[Recorded data]
=-=-=-=-=

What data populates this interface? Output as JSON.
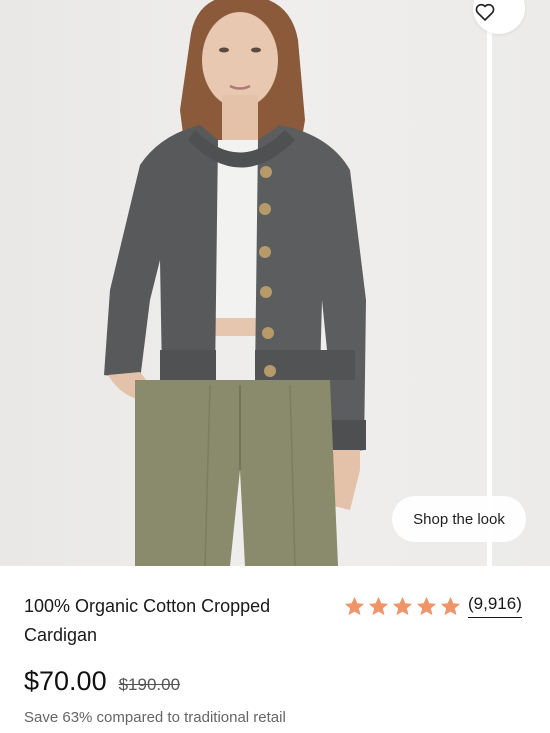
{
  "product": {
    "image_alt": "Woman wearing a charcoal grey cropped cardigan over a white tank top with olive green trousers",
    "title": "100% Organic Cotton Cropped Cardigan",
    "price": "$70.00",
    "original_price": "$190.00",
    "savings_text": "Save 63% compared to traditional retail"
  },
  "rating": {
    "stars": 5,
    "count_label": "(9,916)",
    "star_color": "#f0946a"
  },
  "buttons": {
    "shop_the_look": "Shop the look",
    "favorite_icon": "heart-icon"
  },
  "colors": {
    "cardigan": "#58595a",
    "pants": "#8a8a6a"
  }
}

=-=-=-=-=

PROMPT. Repeat the full listing above exactly, with no pictures in the copy.

TASK ANSWER.
What data populates this interface? Output as JSON.
{
  "product": {
    "image_alt": "Woman wearing a charcoal grey cropped cardigan over a white tank top with olive green trousers",
    "title": "100% Organic Cotton Cropped Cardigan",
    "price": "$70.00",
    "original_price": "$190.00",
    "savings_text": "Save 63% compared to traditional retail"
  },
  "rating": {
    "stars": 5,
    "count_label": "(9,916)",
    "star_color": "#f0946a"
  },
  "buttons": {
    "shop_the_look": "Shop the look",
    "favorite_icon": "heart-icon"
  },
  "colors": {
    "cardigan": "#58595a",
    "pants": "#8a8a6a"
  }
}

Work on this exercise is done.